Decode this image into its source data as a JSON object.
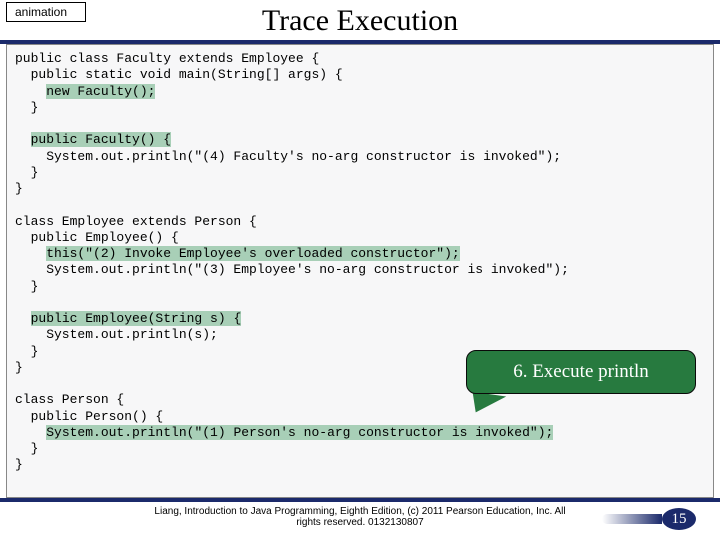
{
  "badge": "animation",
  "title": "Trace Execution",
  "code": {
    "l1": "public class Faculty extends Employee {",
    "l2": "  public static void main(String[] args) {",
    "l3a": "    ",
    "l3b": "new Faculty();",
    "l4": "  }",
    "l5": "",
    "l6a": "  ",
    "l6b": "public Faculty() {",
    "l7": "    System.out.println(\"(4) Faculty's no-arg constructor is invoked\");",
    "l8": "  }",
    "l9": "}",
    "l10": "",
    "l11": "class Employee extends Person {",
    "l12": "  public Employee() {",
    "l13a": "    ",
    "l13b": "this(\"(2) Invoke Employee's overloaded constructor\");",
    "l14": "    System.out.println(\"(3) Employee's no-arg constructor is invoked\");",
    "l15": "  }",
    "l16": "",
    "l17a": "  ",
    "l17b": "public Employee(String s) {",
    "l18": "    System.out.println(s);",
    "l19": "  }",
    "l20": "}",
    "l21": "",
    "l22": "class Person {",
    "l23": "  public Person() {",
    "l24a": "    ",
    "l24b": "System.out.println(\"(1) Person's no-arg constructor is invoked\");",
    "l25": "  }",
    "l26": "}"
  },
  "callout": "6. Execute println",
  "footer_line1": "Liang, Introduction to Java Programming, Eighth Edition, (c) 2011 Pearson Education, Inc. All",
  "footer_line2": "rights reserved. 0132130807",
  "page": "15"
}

------------------------------------------------------------

What you should do: Pull out every line containing "invoked".

The result:
    "l7": "    System.out.println(\"(4) Faculty's no-arg constructor is invoked\");",
    "l14": "    System.out.println(\"(3) Employee's no-arg constructor is invoked\");",
    "l24b": "System.out.println(\"(1) Person's no-arg constructor is invoked\");",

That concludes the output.